• Goal of the exercise: Transcribe the records that follow, preserving every word.

• Supplied records:
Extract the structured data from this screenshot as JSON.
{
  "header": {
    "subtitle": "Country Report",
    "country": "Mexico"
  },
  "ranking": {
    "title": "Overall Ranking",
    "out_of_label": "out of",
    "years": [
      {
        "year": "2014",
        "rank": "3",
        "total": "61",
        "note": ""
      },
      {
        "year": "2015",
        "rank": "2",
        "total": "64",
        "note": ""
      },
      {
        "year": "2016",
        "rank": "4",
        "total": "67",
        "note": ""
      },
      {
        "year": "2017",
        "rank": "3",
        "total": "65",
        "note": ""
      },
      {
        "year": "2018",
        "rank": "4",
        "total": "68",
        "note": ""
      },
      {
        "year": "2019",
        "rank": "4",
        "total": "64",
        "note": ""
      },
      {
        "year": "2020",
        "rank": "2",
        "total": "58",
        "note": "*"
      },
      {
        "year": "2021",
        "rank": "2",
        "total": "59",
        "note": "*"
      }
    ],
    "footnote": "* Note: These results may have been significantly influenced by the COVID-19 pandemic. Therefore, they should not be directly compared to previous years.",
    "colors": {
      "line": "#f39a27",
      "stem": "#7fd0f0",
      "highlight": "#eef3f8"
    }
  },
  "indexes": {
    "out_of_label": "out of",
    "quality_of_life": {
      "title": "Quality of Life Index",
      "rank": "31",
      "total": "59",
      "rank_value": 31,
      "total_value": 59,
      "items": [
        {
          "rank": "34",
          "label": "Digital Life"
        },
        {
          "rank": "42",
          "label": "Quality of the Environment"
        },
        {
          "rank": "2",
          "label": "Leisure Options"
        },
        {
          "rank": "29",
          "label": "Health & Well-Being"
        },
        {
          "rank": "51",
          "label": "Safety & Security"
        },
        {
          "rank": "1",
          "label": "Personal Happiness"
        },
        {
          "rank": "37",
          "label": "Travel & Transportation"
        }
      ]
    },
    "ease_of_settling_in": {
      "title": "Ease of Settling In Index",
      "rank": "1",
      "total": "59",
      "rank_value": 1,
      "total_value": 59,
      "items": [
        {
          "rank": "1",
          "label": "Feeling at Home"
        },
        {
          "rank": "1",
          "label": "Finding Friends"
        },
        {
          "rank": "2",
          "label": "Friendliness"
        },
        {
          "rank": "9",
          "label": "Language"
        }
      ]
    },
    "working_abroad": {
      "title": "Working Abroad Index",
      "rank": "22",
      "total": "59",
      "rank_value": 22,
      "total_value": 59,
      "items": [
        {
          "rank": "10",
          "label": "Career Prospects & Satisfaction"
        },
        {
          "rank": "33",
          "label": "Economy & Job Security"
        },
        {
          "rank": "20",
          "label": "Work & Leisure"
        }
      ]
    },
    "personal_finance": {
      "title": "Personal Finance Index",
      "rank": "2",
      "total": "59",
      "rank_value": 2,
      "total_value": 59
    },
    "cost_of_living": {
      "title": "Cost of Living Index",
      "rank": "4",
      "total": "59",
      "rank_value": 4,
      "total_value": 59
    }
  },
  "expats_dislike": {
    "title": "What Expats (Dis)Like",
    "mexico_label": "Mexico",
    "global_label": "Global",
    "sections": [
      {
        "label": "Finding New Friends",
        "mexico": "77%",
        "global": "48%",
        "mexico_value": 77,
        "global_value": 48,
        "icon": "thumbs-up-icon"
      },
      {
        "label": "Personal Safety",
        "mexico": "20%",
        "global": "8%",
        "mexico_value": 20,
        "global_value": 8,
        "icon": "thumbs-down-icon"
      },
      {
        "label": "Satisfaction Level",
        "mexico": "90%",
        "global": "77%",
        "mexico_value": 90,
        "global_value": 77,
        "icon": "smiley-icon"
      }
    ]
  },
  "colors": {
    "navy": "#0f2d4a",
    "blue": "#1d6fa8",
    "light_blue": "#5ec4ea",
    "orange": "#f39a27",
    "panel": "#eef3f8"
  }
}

• Result:
Extract the structured data from this screenshot as JSON.
{
  "header": {
    "subtitle": "Country Report",
    "country": "Mexico"
  },
  "ranking": {
    "title": "Overall Ranking",
    "out_of_label": "out of",
    "years": [
      {
        "year": "2014",
        "rank": "3",
        "total": "61",
        "note": ""
      },
      {
        "year": "2015",
        "rank": "2",
        "total": "64",
        "note": ""
      },
      {
        "year": "2016",
        "rank": "4",
        "total": "67",
        "note": ""
      },
      {
        "year": "2017",
        "rank": "3",
        "total": "65",
        "note": ""
      },
      {
        "year": "2018",
        "rank": "4",
        "total": "68",
        "note": ""
      },
      {
        "year": "2019",
        "rank": "4",
        "total": "64",
        "note": ""
      },
      {
        "year": "2020",
        "rank": "2",
        "total": "58",
        "note": "*"
      },
      {
        "year": "2021",
        "rank": "2",
        "total": "59",
        "note": "*"
      }
    ],
    "footnote": "* Note: These results may have been significantly influenced by the COVID-19 pandemic. Therefore, they should not be directly compared to previous years.",
    "colors": {
      "line": "#f39a27",
      "stem": "#7fd0f0",
      "highlight": "#eef3f8"
    }
  },
  "indexes": {
    "out_of_label": "out of",
    "quality_of_life": {
      "title": "Quality of Life Index",
      "rank": "31",
      "total": "59",
      "rank_value": 31,
      "total_value": 59,
      "items": [
        {
          "rank": "34",
          "label": "Digital Life"
        },
        {
          "rank": "42",
          "label": "Quality of the Environment"
        },
        {
          "rank": "2",
          "label": "Leisure Options"
        },
        {
          "rank": "29",
          "label": "Health & Well-Being"
        },
        {
          "rank": "51",
          "label": "Safety & Security"
        },
        {
          "rank": "1",
          "label": "Personal Happiness"
        },
        {
          "rank": "37",
          "label": "Travel & Transportation"
        }
      ]
    },
    "ease_of_settling_in": {
      "title": "Ease of Settling In Index",
      "rank": "1",
      "total": "59",
      "rank_value": 1,
      "total_value": 59,
      "items": [
        {
          "rank": "1",
          "label": "Feeling at Home"
        },
        {
          "rank": "1",
          "label": "Finding Friends"
        },
        {
          "rank": "2",
          "label": "Friendliness"
        },
        {
          "rank": "9",
          "label": "Language"
        }
      ]
    },
    "working_abroad": {
      "title": "Working Abroad Index",
      "rank": "22",
      "total": "59",
      "rank_value": 22,
      "total_value": 59,
      "items": [
        {
          "rank": "10",
          "label": "Career Prospects & Satisfaction"
        },
        {
          "rank": "33",
          "label": "Economy & Job Security"
        },
        {
          "rank": "20",
          "label": "Work & Leisure"
        }
      ]
    },
    "personal_finance": {
      "title": "Personal Finance Index",
      "rank": "2",
      "total": "59",
      "rank_value": 2,
      "total_value": 59
    },
    "cost_of_living": {
      "title": "Cost of Living Index",
      "rank": "4",
      "total": "59",
      "rank_value": 4,
      "total_value": 59
    }
  },
  "expats_dislike": {
    "title": "What Expats (Dis)Like",
    "mexico_label": "Mexico",
    "global_label": "Global",
    "sections": [
      {
        "label": "Finding New Friends",
        "mexico": "77%",
        "global": "48%",
        "mexico_value": 77,
        "global_value": 48,
        "icon": "thumbs-up-icon"
      },
      {
        "label": "Personal Safety",
        "mexico": "20%",
        "global": "8%",
        "mexico_value": 20,
        "global_value": 8,
        "icon": "thumbs-down-icon"
      },
      {
        "label": "Satisfaction Level",
        "mexico": "90%",
        "global": "77%",
        "mexico_value": 90,
        "global_value": 77,
        "icon": "smiley-icon"
      }
    ]
  },
  "colors": {
    "navy": "#0f2d4a",
    "blue": "#1d6fa8",
    "light_blue": "#5ec4ea",
    "orange": "#f39a27",
    "panel": "#eef3f8"
  }
}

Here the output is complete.